WHAT YOU NEED TO DO
Show only lines that include "Thiruvananthapuram".

MATERIAL SHOWN
** START **

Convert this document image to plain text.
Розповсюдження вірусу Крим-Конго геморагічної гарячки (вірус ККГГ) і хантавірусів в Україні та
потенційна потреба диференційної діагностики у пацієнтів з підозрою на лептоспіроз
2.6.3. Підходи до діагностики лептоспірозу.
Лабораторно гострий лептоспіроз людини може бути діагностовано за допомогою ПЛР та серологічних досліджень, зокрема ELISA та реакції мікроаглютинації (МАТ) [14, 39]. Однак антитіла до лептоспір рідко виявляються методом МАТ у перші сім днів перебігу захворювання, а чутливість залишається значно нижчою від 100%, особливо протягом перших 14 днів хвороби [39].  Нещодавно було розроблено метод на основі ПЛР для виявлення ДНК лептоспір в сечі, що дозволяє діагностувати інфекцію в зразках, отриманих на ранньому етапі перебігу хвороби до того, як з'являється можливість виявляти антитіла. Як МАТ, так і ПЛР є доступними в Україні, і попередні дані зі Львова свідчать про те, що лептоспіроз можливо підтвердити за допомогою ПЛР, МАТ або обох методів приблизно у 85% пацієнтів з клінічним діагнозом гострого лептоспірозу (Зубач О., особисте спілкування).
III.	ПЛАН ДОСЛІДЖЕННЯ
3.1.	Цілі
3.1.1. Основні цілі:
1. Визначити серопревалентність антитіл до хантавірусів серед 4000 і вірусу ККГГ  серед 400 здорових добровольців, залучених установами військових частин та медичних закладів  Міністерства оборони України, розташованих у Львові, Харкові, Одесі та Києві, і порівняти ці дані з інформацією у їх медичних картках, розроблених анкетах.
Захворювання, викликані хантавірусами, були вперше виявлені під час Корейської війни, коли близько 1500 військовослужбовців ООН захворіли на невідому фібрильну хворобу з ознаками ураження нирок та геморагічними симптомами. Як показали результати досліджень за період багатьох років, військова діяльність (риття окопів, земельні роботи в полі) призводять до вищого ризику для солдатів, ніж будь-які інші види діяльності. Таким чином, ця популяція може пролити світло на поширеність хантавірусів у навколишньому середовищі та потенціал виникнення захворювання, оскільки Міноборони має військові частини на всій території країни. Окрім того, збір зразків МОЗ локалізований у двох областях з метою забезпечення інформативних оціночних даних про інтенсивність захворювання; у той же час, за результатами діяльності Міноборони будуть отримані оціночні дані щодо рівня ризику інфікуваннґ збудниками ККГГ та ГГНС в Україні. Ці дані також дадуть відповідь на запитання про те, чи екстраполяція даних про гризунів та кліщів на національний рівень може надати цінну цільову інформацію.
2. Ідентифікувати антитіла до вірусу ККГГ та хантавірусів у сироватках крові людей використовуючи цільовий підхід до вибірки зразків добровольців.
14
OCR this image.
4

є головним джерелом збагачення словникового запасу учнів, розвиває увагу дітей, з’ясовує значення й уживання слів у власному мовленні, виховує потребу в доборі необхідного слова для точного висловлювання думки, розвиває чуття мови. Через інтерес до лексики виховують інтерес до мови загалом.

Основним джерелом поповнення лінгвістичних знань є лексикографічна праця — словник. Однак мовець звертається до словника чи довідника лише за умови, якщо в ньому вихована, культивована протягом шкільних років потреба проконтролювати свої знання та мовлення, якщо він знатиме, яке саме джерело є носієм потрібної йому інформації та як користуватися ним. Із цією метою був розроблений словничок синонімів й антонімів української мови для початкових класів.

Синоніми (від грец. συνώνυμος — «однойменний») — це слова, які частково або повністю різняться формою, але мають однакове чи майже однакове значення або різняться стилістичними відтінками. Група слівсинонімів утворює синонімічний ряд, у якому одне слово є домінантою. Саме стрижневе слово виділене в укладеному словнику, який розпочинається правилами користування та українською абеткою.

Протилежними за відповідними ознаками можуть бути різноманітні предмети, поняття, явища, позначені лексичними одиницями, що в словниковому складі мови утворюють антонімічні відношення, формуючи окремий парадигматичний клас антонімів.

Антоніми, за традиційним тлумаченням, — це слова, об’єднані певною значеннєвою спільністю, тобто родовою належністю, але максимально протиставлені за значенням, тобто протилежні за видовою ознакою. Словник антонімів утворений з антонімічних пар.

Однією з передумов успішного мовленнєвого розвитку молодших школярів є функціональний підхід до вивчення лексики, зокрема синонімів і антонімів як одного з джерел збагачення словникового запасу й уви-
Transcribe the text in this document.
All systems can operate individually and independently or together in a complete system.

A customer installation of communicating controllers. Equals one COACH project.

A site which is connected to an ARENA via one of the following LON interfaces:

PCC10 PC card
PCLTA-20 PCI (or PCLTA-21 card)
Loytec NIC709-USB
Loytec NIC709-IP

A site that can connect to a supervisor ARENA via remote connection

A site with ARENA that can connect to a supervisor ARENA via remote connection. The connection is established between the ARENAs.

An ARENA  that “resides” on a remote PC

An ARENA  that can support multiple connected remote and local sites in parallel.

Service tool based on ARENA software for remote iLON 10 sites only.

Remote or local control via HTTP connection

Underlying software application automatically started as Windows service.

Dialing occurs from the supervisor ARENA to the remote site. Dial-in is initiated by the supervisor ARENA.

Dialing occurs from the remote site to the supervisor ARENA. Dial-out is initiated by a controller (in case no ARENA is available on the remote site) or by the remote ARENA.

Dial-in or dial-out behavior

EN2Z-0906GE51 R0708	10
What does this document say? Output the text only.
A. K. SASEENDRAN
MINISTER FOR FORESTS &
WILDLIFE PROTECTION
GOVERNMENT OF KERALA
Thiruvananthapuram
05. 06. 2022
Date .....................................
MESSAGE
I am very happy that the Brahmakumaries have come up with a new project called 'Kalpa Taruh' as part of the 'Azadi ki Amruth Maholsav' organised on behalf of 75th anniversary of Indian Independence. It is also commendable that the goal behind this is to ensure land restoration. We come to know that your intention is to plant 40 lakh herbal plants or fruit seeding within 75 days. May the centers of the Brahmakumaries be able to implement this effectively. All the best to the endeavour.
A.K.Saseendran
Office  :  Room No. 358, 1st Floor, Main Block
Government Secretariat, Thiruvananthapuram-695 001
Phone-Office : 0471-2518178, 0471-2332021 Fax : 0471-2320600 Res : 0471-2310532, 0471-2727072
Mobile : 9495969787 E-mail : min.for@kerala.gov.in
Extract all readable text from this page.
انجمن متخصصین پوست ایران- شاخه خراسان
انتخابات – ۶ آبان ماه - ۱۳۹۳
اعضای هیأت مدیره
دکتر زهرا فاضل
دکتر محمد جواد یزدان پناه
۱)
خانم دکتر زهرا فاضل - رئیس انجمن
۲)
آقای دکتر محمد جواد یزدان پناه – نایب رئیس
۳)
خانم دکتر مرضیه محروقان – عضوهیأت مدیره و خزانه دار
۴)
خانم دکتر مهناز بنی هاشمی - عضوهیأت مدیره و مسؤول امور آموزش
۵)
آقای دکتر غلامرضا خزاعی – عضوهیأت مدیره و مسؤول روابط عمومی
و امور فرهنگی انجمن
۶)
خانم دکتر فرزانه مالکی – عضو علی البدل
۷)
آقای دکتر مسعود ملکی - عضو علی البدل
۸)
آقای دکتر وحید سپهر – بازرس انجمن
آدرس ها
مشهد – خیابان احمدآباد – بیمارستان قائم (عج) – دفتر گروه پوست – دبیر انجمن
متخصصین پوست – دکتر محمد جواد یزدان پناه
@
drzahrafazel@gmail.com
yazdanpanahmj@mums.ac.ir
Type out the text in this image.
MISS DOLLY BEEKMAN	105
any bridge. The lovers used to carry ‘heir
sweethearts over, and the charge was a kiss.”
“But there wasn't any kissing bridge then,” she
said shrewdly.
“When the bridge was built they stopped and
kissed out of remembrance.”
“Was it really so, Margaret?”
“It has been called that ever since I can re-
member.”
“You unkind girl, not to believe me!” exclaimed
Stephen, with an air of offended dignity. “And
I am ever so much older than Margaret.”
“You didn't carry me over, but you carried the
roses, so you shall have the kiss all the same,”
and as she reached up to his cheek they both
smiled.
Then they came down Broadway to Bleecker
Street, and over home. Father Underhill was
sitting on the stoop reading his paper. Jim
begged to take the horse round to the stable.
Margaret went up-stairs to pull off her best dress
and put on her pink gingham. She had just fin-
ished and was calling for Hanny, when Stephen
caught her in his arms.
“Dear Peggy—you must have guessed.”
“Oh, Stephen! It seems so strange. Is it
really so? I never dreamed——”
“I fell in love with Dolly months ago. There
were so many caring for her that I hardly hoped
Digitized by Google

** END **

SOLVED EXERCISE
Thiruvananthapuram
Government Secretariat, Thiruvananthapuram-695 001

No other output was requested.